··· Source material

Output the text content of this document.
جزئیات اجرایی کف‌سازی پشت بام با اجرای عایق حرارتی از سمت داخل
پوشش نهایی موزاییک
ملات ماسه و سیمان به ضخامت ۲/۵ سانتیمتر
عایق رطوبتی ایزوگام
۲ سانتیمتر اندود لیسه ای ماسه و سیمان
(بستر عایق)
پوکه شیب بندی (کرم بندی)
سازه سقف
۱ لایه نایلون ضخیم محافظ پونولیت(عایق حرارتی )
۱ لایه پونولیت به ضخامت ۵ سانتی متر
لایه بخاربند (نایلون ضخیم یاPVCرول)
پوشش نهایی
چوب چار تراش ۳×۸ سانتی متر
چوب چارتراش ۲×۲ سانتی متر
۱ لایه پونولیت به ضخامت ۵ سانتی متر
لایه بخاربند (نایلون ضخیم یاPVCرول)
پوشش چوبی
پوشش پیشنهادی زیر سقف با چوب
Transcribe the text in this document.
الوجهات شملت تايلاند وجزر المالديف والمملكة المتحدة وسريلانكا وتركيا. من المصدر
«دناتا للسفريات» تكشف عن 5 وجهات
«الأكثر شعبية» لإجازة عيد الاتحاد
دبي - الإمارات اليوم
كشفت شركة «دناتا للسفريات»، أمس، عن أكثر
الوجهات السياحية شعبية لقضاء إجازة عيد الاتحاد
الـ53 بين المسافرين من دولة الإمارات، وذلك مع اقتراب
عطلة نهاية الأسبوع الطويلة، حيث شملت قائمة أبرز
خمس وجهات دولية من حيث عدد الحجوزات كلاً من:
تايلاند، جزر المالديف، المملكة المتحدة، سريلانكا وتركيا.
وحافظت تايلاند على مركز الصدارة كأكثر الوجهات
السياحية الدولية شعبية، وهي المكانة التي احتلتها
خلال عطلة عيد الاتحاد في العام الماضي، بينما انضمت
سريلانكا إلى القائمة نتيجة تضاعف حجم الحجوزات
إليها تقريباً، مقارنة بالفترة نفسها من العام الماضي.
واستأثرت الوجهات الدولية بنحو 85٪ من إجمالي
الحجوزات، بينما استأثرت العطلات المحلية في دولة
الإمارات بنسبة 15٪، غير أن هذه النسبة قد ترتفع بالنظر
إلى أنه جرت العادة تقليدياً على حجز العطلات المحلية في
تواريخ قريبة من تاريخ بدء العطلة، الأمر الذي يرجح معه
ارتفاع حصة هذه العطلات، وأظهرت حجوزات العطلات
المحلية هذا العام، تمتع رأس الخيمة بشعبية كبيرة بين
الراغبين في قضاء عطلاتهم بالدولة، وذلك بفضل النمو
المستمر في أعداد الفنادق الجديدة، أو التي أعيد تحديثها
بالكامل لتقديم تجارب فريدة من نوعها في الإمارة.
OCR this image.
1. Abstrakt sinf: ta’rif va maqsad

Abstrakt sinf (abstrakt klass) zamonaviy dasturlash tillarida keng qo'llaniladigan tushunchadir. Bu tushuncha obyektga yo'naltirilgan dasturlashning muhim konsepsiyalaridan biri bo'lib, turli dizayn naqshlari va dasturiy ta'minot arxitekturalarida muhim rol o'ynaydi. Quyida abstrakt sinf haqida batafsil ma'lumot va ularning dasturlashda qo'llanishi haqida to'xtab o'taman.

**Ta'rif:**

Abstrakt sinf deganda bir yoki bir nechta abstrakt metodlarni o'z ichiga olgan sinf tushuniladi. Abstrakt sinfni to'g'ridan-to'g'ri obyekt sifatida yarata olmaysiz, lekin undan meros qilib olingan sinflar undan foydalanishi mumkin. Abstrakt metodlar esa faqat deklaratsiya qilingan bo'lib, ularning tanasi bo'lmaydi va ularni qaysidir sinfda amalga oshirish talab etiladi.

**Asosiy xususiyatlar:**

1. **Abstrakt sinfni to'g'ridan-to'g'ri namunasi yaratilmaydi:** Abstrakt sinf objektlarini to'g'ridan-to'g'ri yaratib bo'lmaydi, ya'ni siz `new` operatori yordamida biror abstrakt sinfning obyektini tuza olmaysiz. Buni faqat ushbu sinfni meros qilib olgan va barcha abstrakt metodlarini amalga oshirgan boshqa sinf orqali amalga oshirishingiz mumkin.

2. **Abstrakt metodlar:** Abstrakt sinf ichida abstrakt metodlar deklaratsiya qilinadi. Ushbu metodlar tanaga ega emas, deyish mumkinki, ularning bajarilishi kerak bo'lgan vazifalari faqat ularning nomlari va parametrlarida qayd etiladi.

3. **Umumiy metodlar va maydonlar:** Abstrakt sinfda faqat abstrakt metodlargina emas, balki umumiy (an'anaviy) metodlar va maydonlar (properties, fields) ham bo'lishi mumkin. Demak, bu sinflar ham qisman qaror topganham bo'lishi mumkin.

······

§ **What the task requires**
Once more, set down the full listing, verbatim.

§ **Written answer**
Output the text content of this document.
جزئیات اجرایی کف‌سازی پشت بام با اجرای عایق حرارتی از سمت داخل
پوشش نهایی موزاییک
ملات ماسه و سیمان به ضخامت ۲/۵ سانتیمتر
عایق رطوبتی ایزوگام
۲ سانتیمتر اندود لیسه ای ماسه و سیمان
(بستر عایق)
پوکه شیب بندی (کرم بندی)
سازه سقف
۱ لایه نایلون ضخیم محافظ پونولیت(عایق حرارتی )
۱ لایه پونولیت به ضخامت ۵ سانتی متر
لایه بخاربند (نایلون ضخیم یاPVCرول)
پوشش نهایی
چوب چار تراش ۳×۸ سانتی متر
چوب چارتراش ۲×۲ سانتی متر
۱ لایه پونولیت به ضخامت ۵ سانتی متر
لایه بخاربند (نایلون ضخیم یاPVCرول)
پوشش چوبی
پوشش پیشنهادی زیر سقف با چوب
Transcribe the text in this document.
الوجهات شملت تايلاند وجزر المالديف والمملكة المتحدة وسريلانكا وتركيا. من المصدر
«دناتا للسفريات» تكشف عن 5 وجهات
«الأكثر شعبية» لإجازة عيد الاتحاد
دبي - الإمارات اليوم
كشفت شركة «دناتا للسفريات»، أمس، عن أكثر
الوجهات السياحية شعبية لقضاء إجازة عيد الاتحاد
الـ53 بين المسافرين من دولة الإمارات، وذلك مع اقتراب
عطلة نهاية الأسبوع الطويلة، حيث شملت قائمة أبرز
خمس وجهات دولية من حيث عدد الحجوزات كلاً من:
تايلاند، جزر المالديف، المملكة المتحدة، سريلانكا وتركيا.
وحافظت تايلاند على مركز الصدارة كأكثر الوجهات
السياحية الدولية شعبية، وهي المكانة التي احتلتها
خلال عطلة عيد الاتحاد في العام الماضي، بينما انضمت
سريلانكا إلى القائمة نتيجة تضاعف حجم الحجوزات
إليها تقريباً، مقارنة بالفترة نفسها من العام الماضي.
واستأثرت الوجهات الدولية بنحو 85٪ من إجمالي
الحجوزات، بينما استأثرت العطلات المحلية في دولة
الإمارات بنسبة 15٪، غير أن هذه النسبة قد ترتفع بالنظر
إلى أنه جرت العادة تقليدياً على حجز العطلات المحلية في
تواريخ قريبة من تاريخ بدء العطلة، الأمر الذي يرجح معه
ارتفاع حصة هذه العطلات، وأظهرت حجوزات العطلات
المحلية هذا العام، تمتع رأس الخيمة بشعبية كبيرة بين
الراغبين في قضاء عطلاتهم بالدولة، وذلك بفضل النمو
المستمر في أعداد الفنادق الجديدة، أو التي أعيد تحديثها
بالكامل لتقديم تجارب فريدة من نوعها في الإمارة.
OCR this image.
1. Abstrakt sinf: ta’rif va maqsad

Abstrakt sinf (abstrakt klass) zamonaviy dasturlash tillarida keng qo'llaniladigan tushunchadir. Bu tushuncha obyektga yo'naltirilgan dasturlashning muhim konsepsiyalaridan biri bo'lib, turli dizayn naqshlari va dasturiy ta'minot arxitekturalarida muhim rol o'ynaydi. Quyida abstrakt sinf haqida batafsil ma'lumot va ularning dasturlashda qo'llanishi haqida to'xtab o'taman.

**Ta'rif:**

Abstrakt sinf deganda bir yoki bir nechta abstrakt metodlarni o'z ichiga olgan sinf tushuniladi. Abstrakt sinfni to'g'ridan-to'g'ri obyekt sifatida yarata olmaysiz, lekin undan meros qilib olingan sinflar undan foydalanishi mumkin. Abstrakt metodlar esa faqat deklaratsiya qilingan bo'lib, ularning tanasi bo'lmaydi va ularni qaysidir sinfda amalga oshirish talab etiladi.

**Asosiy xususiyatlar:**

1. **Abstrakt sinfni to'g'ridan-to'g'ri namunasi yaratilmaydi:** Abstrakt sinf objektlarini to'g'ridan-to'g'ri yaratib bo'lmaydi, ya'ni siz `new` operatori yordamida biror abstrakt sinfning obyektini tuza olmaysiz. Buni faqat ushbu sinfni meros qilib olgan va barcha abstrakt metodlarini amalga oshirgan boshqa sinf orqali amalga oshirishingiz mumkin.

2. **Abstrakt metodlar:** Abstrakt sinf ichida abstrakt metodlar deklaratsiya qilinadi. Ushbu metodlar tanaga ega emas, deyish mumkinki, ularning bajarilishi kerak bo'lgan vazifalari faqat ularning nomlari va parametrlarida qayd etiladi.

3. **Umumiy metodlar va maydonlar:** Abstrakt sinfda faqat abstrakt metodlargina emas, balki umumiy (an'anaviy) metodlar va maydonlar (properties, fields) ham bo'lishi mumkin. Demak, bu sinflar ham qisman qaror topganham bo'lishi mumkin.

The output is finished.